→ **Prompt**
Produce a verbatim copy of the entries listed below.

→ **Supplied information**

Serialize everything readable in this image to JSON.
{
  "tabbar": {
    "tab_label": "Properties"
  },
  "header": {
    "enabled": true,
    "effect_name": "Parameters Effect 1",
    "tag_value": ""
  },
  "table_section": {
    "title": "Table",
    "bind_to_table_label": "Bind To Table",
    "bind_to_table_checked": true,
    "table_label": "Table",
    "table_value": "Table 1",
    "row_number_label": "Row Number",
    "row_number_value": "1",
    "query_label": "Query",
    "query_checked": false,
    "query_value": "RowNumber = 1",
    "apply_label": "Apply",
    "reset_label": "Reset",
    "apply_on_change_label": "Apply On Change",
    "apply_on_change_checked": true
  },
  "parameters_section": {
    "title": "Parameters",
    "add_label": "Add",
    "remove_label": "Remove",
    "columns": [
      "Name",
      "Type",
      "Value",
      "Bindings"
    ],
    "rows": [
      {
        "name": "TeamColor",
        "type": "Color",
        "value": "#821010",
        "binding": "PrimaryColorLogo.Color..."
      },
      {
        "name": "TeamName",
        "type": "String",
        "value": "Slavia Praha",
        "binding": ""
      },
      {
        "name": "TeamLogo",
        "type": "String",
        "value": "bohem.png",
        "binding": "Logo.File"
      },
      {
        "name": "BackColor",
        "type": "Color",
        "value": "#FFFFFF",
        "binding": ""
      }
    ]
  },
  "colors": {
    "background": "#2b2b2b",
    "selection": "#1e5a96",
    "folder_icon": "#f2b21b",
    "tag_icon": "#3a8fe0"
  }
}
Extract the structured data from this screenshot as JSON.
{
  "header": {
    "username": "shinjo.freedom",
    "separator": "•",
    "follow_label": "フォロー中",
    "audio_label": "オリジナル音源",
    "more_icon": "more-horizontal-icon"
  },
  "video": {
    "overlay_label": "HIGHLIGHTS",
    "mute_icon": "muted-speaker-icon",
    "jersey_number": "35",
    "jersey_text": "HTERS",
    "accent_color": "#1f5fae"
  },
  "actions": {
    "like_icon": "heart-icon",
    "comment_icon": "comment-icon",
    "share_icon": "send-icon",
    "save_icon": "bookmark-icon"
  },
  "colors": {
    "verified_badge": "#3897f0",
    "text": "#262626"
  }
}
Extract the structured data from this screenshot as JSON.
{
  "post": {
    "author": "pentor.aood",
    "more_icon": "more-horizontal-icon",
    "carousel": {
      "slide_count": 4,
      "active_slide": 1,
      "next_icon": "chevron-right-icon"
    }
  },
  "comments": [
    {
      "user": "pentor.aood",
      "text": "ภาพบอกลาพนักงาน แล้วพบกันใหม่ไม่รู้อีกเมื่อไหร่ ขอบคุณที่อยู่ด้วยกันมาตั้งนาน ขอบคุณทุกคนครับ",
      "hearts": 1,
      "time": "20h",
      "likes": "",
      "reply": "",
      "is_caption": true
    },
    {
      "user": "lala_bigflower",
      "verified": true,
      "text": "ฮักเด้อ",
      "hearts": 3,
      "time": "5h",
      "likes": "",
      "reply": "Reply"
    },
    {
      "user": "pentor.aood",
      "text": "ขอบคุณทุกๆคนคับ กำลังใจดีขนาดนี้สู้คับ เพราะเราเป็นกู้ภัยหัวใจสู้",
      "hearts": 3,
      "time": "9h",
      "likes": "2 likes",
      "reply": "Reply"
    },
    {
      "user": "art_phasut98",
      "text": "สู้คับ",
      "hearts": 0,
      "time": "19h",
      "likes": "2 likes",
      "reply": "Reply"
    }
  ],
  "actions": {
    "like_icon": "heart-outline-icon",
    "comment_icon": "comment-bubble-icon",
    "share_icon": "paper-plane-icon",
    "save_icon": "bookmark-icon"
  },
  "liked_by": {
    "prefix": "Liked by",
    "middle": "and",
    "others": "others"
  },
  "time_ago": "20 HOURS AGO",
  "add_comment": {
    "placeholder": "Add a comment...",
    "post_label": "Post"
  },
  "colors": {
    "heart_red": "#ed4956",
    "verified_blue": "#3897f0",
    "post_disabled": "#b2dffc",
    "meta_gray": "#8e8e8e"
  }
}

→ **Output of the task**
Serialize everything readable in this image to JSON.
{
  "tabbar": {
    "tab_label": "Properties"
  },
  "header": {
    "enabled": true,
    "effect_name": "Parameters Effect 1",
    "tag_value": ""
  },
  "table_section": {
    "title": "Table",
    "bind_to_table_label": "Bind To Table",
    "bind_to_table_checked": true,
    "table_label": "Table",
    "table_value": "Table 1",
    "row_number_label": "Row Number",
    "row_number_value": "1",
    "query_label": "Query",
    "query_checked": false,
    "query_value": "RowNumber = 1",
    "apply_label": "Apply",
    "reset_label": "Reset",
    "apply_on_change_label": "Apply On Change",
    "apply_on_change_checked": true
  },
  "parameters_section": {
    "title": "Parameters",
    "add_label": "Add",
    "remove_label": "Remove",
    "columns": [
      "Name",
      "Type",
      "Value",
      "Bindings"
    ],
    "rows": [
      {
        "name": "TeamColor",
        "type": "Color",
        "value": "#821010",
        "binding": "PrimaryColorLogo.Color..."
      },
      {
        "name": "TeamName",
        "type": "String",
        "value": "Slavia Praha",
        "binding": ""
      },
      {
        "name": "TeamLogo",
        "type": "String",
        "value": "bohem.png",
        "binding": "Logo.File"
      },
      {
        "name": "BackColor",
        "type": "Color",
        "value": "#FFFFFF",
        "binding": ""
      }
    ]
  },
  "colors": {
    "background": "#2b2b2b",
    "selection": "#1e5a96",
    "folder_icon": "#f2b21b",
    "tag_icon": "#3a8fe0"
  }
}
Extract the structured data from this screenshot as JSON.
{
  "header": {
    "username": "shinjo.freedom",
    "separator": "•",
    "follow_label": "フォロー中",
    "audio_label": "オリジナル音源",
    "more_icon": "more-horizontal-icon"
  },
  "video": {
    "overlay_label": "HIGHLIGHTS",
    "mute_icon": "muted-speaker-icon",
    "jersey_number": "35",
    "jersey_text": "HTERS",
    "accent_color": "#1f5fae"
  },
  "actions": {
    "like_icon": "heart-icon",
    "comment_icon": "comment-icon",
    "share_icon": "send-icon",
    "save_icon": "bookmark-icon"
  },
  "colors": {
    "verified_badge": "#3897f0",
    "text": "#262626"
  }
}
Extract the structured data from this screenshot as JSON.
{
  "post": {
    "author": "pentor.aood",
    "more_icon": "more-horizontal-icon",
    "carousel": {
      "slide_count": 4,
      "active_slide": 1,
      "next_icon": "chevron-right-icon"
    }
  },
  "comments": [
    {
      "user": "pentor.aood",
      "text": "ภาพบอกลาพนักงาน แล้วพบกันใหม่ไม่รู้อีกเมื่อไหร่ ขอบคุณที่อยู่ด้วยกันมาตั้งนาน ขอบคุณทุกคนครับ",
      "hearts": 1,
      "time": "20h",
      "likes": "",
      "reply": "",
      "is_caption": true
    },
    {
      "user": "lala_bigflower",
      "verified": true,
      "text": "ฮักเด้อ",
      "hearts": 3,
      "time": "5h",
      "likes": "",
      "reply": "Reply"
    },
    {
      "user": "pentor.aood",
      "text": "ขอบคุณทุกๆคนคับ กำลังใจดีขนาดนี้สู้คับ เพราะเราเป็นกู้ภัยหัวใจสู้",
      "hearts": 3,
      "time": "9h",
      "likes": "2 likes",
      "reply": "Reply"
    },
    {
      "user": "art_phasut98",
      "text": "สู้คับ",
      "hearts": 0,
      "time": "19h",
      "likes": "2 likes",
      "reply": "Reply"
    }
  ],
  "actions": {
    "like_icon": "heart-outline-icon",
    "comment_icon": "comment-bubble-icon",
    "share_icon": "paper-plane-icon",
    "save_icon": "bookmark-icon"
  },
  "liked_by": {
    "prefix": "Liked by",
    "middle": "and",
    "others": "others"
  },
  "time_ago": "20 HOURS AGO",
  "add_comment": {
    "placeholder": "Add a comment...",
    "post_label": "Post"
  },
  "colors": {
    "heart_red": "#ed4956",
    "verified_blue": "#3897f0",
    "post_disabled": "#b2dffc",
    "meta_gray": "#8e8e8e"
  }
}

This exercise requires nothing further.